Work to complete. From the entries below, copy every line where the string "highlighting" appears.

Source records.
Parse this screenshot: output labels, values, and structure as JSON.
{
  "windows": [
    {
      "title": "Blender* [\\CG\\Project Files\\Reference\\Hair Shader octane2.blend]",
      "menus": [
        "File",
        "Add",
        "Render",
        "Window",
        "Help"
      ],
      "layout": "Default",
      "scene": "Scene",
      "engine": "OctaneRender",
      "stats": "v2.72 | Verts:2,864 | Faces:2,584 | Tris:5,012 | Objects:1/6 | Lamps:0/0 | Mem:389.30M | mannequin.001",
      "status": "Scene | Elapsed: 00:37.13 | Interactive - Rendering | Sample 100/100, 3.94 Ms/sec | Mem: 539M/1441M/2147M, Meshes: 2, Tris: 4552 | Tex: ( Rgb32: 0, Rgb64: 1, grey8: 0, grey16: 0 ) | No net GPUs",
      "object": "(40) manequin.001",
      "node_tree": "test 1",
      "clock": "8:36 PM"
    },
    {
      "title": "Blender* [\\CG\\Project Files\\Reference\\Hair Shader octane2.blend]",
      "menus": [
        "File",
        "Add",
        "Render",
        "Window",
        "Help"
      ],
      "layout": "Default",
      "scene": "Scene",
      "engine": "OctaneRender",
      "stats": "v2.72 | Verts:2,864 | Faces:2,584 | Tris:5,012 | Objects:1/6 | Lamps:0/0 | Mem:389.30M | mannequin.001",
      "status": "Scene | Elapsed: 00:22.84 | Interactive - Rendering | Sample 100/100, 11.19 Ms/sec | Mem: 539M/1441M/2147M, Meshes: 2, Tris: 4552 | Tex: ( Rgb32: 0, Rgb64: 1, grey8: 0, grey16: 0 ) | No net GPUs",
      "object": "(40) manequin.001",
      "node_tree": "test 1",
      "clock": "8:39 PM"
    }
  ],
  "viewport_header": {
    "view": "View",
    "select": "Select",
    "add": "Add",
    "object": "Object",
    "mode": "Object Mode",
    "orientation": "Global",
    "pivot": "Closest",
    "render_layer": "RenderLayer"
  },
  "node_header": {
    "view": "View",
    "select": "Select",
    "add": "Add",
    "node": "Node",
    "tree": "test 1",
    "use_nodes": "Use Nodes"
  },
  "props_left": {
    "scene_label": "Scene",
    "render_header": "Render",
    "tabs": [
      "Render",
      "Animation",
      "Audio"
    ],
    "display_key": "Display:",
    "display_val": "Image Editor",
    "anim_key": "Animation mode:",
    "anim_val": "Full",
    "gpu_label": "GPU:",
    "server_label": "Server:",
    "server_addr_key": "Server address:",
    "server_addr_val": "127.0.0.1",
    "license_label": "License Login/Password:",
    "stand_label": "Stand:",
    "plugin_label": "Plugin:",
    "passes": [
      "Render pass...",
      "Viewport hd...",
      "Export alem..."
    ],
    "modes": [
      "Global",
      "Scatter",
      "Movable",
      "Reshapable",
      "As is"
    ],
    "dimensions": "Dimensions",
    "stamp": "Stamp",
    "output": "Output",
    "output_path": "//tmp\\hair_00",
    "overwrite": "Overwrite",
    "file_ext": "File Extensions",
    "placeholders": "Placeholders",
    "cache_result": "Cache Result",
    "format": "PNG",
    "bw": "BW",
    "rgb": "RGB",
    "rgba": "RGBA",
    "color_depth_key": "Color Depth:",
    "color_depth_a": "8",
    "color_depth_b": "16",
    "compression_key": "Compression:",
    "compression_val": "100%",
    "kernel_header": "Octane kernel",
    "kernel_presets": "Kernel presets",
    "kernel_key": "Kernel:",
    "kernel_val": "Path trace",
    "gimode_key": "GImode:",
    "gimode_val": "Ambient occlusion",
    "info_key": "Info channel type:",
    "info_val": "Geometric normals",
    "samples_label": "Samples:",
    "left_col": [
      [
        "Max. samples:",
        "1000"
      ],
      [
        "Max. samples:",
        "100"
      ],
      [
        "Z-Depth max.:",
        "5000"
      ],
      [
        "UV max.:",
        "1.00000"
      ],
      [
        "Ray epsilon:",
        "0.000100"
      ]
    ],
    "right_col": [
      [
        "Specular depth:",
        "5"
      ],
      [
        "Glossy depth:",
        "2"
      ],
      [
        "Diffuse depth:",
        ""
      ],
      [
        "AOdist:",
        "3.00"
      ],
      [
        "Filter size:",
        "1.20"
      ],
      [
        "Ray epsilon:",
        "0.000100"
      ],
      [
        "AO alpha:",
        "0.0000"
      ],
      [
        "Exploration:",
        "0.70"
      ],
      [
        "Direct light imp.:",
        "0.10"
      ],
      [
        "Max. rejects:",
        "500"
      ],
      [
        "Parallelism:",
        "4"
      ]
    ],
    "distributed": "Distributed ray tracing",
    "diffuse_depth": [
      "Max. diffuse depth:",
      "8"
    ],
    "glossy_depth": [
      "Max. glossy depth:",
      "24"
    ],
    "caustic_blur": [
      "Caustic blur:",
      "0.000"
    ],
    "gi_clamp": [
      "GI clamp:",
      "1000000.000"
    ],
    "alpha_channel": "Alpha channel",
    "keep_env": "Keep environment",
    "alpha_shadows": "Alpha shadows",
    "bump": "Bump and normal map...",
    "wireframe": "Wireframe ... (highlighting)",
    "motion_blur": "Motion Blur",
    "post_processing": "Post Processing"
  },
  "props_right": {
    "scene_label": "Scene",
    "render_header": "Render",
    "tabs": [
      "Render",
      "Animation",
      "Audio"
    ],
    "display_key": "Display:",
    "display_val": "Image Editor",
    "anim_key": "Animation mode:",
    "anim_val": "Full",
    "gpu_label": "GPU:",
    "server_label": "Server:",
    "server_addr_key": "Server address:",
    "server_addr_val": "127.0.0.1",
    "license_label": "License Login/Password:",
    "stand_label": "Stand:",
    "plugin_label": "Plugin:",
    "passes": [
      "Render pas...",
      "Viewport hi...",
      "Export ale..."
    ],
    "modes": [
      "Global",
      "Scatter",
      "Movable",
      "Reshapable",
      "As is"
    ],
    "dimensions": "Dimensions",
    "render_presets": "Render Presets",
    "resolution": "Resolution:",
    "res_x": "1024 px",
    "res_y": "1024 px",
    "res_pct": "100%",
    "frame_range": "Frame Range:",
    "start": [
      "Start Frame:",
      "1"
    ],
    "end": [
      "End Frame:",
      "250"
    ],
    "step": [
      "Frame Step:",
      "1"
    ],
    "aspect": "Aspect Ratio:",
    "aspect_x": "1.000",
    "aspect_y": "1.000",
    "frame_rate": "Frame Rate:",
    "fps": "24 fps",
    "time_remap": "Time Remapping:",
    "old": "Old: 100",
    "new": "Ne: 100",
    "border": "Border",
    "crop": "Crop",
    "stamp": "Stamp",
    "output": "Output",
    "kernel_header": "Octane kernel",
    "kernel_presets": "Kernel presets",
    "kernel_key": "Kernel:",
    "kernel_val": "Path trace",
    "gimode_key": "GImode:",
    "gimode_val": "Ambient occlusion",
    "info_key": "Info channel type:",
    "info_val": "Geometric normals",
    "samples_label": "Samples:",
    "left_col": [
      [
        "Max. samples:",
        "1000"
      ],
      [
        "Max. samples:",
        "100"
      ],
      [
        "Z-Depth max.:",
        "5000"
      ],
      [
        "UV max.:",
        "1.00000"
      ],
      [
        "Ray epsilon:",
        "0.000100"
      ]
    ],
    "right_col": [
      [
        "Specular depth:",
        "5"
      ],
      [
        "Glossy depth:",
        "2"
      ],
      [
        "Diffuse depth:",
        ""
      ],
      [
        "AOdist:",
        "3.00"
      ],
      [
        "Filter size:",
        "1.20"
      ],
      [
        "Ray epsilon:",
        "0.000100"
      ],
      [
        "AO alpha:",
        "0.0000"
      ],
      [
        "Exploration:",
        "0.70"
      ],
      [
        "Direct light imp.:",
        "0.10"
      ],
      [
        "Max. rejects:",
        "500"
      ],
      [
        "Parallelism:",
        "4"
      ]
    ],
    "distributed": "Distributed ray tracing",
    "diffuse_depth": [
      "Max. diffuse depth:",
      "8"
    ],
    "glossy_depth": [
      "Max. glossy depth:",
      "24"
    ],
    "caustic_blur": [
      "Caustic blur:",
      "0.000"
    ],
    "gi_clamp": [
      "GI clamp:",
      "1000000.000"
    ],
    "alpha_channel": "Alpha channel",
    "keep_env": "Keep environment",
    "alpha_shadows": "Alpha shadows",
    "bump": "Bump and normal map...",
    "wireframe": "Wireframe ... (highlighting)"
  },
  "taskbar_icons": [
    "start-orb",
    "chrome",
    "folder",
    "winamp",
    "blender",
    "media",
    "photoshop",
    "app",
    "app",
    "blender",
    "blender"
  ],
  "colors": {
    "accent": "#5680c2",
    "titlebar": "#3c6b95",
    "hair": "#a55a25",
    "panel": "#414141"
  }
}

Full answer.
    "wireframe": "Wireframe ... (highlighting)",
    "wireframe": "Wireframe ... (highlighting)"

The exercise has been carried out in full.